SECTION 15. <u>Dilution and Adjustment for Insufficient Collateral</u>.

 

(a) Valuation and Maintenance of Collateral Value:

(i) The Pledgor acknowledges and agrees that the Pledged Collateral is provided as collateral to secure the full and timely repayment of the investment amount of the Secured Obligations as defined herein.

(ii) The parties agree that, for the purposes of this Agreement, the initial valuation of the Pledged Shares shall be based on a per-share price of $4.00 as of the Effective Date of this Agreement.

(iii) The Pledgor covenants and agrees to maintain the value of the Pledged Shares such that at all times the aggregate market value of the Pledged Shares is at least equal to 400% of the outstanding principal amount of the Secured Obligations (the "**Required Collateral Coverage**").

(b) Dilution Events and Adjustments for Insufficient Collateral:

(i) For the purposes of this Agreement, a "Dilution Event" shall include, but not be limited to: (A) Any issuance of additional shares of the Company's common stock or securities convertible into or exercisable for common stock, including but not limited to, stock splits, stock dividends, recapitalizations, rights offerings, or new equity financings, at a price per share lower than the effective per-share price of the Pledged Shares as of the Effective Date of this Agreement, or the last adjusted per-share price if an adjustment has previously occurred under this <u>Section 15</u>; or (B) Any corporate action or event that results in a decrease in the per-share value of the Pledged Shares, directly or indirectly, to the extent such decrease is not reflected in a general market decline affecting comparable securities.

### Directive 1:
Edit the Data listing entries from the start through the line that contains "y-tick-label: 0 (50, 320, 56, 328)", replacing "point" with "marker" and leaving everything else unchanged.

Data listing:
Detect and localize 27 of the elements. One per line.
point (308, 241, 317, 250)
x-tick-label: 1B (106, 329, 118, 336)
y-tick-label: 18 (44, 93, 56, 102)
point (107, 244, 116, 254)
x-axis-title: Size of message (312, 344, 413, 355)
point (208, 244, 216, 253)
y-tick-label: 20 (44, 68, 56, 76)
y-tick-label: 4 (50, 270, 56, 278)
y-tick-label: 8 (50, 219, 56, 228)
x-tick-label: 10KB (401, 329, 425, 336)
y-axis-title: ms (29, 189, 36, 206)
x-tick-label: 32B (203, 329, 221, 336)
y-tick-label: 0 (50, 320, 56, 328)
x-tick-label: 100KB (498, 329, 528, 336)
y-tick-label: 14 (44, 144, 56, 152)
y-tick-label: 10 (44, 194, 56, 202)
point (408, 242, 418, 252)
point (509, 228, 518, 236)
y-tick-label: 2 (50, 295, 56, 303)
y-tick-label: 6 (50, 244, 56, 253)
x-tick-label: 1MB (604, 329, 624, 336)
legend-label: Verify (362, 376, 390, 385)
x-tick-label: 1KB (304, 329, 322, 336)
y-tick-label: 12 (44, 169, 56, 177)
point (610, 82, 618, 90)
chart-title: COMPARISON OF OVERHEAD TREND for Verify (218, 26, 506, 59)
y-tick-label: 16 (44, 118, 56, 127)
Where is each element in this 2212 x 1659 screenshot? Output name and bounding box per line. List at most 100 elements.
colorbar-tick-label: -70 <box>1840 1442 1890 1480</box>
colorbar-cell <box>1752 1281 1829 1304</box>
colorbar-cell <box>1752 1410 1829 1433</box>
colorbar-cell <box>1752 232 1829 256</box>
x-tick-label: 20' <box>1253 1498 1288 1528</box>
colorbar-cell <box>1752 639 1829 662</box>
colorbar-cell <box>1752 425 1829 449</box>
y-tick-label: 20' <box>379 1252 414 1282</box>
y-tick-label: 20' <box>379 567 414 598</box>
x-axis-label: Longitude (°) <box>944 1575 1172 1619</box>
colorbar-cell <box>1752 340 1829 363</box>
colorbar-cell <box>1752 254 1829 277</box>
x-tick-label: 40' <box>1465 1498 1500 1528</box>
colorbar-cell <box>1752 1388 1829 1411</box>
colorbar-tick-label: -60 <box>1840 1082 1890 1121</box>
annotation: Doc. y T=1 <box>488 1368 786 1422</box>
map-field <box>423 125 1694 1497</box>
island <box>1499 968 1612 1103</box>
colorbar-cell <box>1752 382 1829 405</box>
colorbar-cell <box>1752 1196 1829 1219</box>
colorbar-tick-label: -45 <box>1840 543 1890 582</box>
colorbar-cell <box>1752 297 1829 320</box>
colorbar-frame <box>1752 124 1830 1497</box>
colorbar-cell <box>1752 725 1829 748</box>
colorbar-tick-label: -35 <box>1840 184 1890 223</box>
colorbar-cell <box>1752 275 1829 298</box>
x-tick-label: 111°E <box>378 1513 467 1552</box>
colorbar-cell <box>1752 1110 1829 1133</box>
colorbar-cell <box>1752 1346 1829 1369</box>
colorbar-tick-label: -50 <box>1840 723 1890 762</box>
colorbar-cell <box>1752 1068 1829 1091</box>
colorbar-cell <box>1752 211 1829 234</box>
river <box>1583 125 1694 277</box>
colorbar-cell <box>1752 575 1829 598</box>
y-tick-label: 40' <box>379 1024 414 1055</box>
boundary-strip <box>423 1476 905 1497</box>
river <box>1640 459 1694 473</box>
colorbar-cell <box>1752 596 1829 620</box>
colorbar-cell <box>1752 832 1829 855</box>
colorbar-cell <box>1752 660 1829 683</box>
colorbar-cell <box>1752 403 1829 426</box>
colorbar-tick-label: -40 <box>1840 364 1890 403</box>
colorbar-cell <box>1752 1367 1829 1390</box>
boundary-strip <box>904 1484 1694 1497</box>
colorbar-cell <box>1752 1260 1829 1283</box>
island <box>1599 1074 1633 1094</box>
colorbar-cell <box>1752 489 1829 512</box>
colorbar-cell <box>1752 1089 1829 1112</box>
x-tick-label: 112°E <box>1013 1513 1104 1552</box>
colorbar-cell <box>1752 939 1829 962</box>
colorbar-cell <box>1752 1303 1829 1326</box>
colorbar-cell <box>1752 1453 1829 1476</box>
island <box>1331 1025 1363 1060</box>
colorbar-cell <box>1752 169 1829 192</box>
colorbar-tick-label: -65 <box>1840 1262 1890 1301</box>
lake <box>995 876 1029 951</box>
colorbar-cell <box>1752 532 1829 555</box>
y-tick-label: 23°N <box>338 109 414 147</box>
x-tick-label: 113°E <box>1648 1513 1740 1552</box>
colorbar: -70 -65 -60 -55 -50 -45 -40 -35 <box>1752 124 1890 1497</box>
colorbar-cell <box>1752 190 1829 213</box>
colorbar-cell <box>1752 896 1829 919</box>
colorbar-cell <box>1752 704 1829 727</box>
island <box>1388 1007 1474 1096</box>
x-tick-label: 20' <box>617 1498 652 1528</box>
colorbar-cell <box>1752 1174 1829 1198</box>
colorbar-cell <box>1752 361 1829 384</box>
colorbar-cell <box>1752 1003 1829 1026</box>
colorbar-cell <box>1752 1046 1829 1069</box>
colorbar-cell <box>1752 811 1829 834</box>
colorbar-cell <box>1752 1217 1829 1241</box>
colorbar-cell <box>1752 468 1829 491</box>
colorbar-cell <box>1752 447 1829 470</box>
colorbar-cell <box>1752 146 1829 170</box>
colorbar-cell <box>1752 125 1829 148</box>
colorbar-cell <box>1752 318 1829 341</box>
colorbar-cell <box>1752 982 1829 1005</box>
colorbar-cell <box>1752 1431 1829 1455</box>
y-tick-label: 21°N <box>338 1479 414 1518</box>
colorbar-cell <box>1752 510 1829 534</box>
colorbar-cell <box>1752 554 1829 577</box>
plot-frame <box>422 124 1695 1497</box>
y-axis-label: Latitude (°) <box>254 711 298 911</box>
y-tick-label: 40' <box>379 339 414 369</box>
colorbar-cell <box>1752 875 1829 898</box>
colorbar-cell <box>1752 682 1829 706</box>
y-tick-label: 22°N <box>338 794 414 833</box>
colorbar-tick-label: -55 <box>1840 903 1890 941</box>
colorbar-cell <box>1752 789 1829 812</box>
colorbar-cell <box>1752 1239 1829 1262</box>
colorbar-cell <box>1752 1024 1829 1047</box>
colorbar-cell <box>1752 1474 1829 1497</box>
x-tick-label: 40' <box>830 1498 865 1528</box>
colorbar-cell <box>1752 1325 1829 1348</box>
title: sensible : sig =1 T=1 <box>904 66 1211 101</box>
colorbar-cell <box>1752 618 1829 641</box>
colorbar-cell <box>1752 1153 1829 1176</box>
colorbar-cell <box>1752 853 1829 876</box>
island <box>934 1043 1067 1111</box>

### Directive 2:
Answer these questions about the Section 15 collateral text:
(a) What per-share price is the initial valuation of the Pledged Shares based on?
(b) What percentage of the outstanding principal amount of the Secured Obligations must the aggregate market value of the Pledged Shares at least equal?
(c) What heading does clause (b) carry?

### Complete output 1:
Detect and localize 27 of the elements. One per line.
marker (308, 241, 317, 250)
x-tick-label: 1B (106, 329, 118, 336)
y-tick-label: 18 (44, 93, 56, 102)
marker (107, 244, 116, 254)
x-axis-title: Size of message (312, 344, 413, 355)
marker (208, 244, 216, 253)
y-tick-label: 20 (44, 68, 56, 76)
y-tick-label: 4 (50, 270, 56, 278)
y-tick-label: 8 (50, 219, 56, 228)
x-tick-label: 10KB (401, 329, 425, 336)
y-axis-title: ms (29, 189, 36, 206)
x-tick-label: 32B (203, 329, 221, 336)
y-tick-label: 0 (50, 320, 56, 328)

### Complete output 2:
(a) $4.00
(b) 400%
(c) Dilution Events and Adjustments for Insufficient Collateral